SHORT PROBLEM -> Repeat every entry word for word, but leave the images out of your copy.
═════ DATA PROVIDED
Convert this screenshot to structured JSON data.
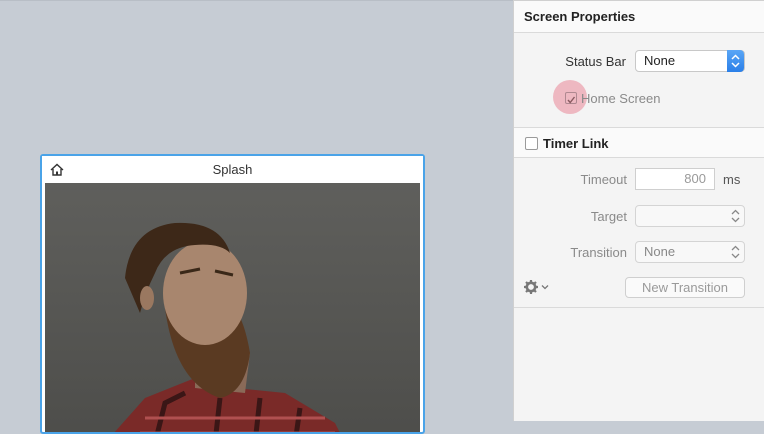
{
  "canvas": {
    "screen_title": "Splash"
  },
  "panel": {
    "header": "Screen Properties",
    "status_bar": {
      "label": "Status Bar",
      "value": "None"
    },
    "home_screen": {
      "label": "Home Screen",
      "checked": true
    },
    "timer_link": {
      "label": "Timer Link",
      "checked": false,
      "timeout": {
        "label": "Timeout",
        "value": "800",
        "unit": "ms"
      },
      "target": {
        "label": "Target",
        "value": ""
      },
      "transition": {
        "label": "Transition",
        "value": "None"
      },
      "new_transition_label": "New Transition"
    }
  },
  "colors": {
    "selection_border": "#4aa3e8",
    "select_accent": "#2a7fe8",
    "highlight": "#e66e82"
  },
  "icons": {
    "home": "home-icon",
    "gear": "gear-icon",
    "chevron": "chevron-down-icon",
    "updown": "updown-arrows-icon"
  }
}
══════════
WRITTEN SOLUTION ->
Convert this screenshot to structured JSON data.
{
  "canvas": {
    "screen_title": "Splash"
  },
  "panel": {
    "header": "Screen Properties",
    "status_bar": {
      "label": "Status Bar",
      "value": "None"
    },
    "home_screen": {
      "label": "Home Screen",
      "checked": true
    },
    "timer_link": {
      "label": "Timer Link",
      "checked": false,
      "timeout": {
        "label": "Timeout",
        "value": "800",
        "unit": "ms"
      },
      "target": {
        "label": "Target",
        "value": ""
      },
      "transition": {
        "label": "Transition",
        "value": "None"
      },
      "new_transition_label": "New Transition"
    }
  },
  "colors": {
    "selection_border": "#4aa3e8",
    "select_accent": "#2a7fe8",
    "highlight": "#e66e82"
  },
  "icons": {
    "home": "home-icon",
    "gear": "gear-icon",
    "chevron": "chevron-down-icon",
    "updown": "updown-arrows-icon"
  }
}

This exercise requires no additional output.